• [Exercise goal]
From the listing below, work out how many lines contain "Average". Reply with that number only.

## Begin

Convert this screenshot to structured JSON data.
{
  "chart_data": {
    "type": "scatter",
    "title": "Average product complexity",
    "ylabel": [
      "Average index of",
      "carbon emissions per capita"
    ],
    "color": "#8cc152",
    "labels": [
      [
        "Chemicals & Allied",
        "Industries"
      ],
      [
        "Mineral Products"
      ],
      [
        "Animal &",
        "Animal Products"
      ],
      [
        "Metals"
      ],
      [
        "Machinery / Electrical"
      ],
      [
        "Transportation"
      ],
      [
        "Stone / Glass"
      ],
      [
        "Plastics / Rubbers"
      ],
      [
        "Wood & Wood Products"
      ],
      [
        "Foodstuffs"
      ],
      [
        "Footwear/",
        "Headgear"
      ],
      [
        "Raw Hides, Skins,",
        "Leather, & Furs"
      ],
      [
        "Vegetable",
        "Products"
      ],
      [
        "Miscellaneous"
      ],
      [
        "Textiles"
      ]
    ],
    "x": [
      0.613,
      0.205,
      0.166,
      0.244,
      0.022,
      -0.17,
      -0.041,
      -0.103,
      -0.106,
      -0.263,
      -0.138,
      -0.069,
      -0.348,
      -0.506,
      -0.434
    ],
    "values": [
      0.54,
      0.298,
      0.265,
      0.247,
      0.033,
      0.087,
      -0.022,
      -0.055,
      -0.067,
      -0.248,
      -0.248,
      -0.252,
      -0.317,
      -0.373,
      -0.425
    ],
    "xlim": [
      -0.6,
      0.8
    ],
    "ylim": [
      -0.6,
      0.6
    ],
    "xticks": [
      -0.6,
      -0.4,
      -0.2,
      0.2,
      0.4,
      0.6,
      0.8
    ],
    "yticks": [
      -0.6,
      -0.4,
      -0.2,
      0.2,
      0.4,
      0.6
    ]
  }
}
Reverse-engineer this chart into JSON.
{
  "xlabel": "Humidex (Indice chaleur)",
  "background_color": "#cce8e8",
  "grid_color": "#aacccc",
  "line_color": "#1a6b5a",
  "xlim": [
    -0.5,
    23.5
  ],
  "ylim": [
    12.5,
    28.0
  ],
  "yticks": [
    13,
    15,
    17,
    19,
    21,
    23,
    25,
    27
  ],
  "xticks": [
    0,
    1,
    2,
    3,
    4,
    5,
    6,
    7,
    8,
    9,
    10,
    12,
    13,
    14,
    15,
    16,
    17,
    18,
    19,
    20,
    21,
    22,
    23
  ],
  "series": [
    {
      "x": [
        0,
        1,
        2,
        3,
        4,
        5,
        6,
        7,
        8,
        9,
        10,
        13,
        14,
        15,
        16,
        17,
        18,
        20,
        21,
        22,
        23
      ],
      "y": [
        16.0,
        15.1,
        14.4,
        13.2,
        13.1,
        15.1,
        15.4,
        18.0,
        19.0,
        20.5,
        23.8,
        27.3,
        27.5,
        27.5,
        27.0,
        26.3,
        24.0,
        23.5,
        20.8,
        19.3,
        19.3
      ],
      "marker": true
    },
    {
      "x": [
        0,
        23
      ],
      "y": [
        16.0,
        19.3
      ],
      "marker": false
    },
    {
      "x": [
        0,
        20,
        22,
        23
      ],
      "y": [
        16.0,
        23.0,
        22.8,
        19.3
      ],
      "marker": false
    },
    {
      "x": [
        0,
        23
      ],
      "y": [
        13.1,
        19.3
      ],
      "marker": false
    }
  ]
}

## End

• [Correct output]
2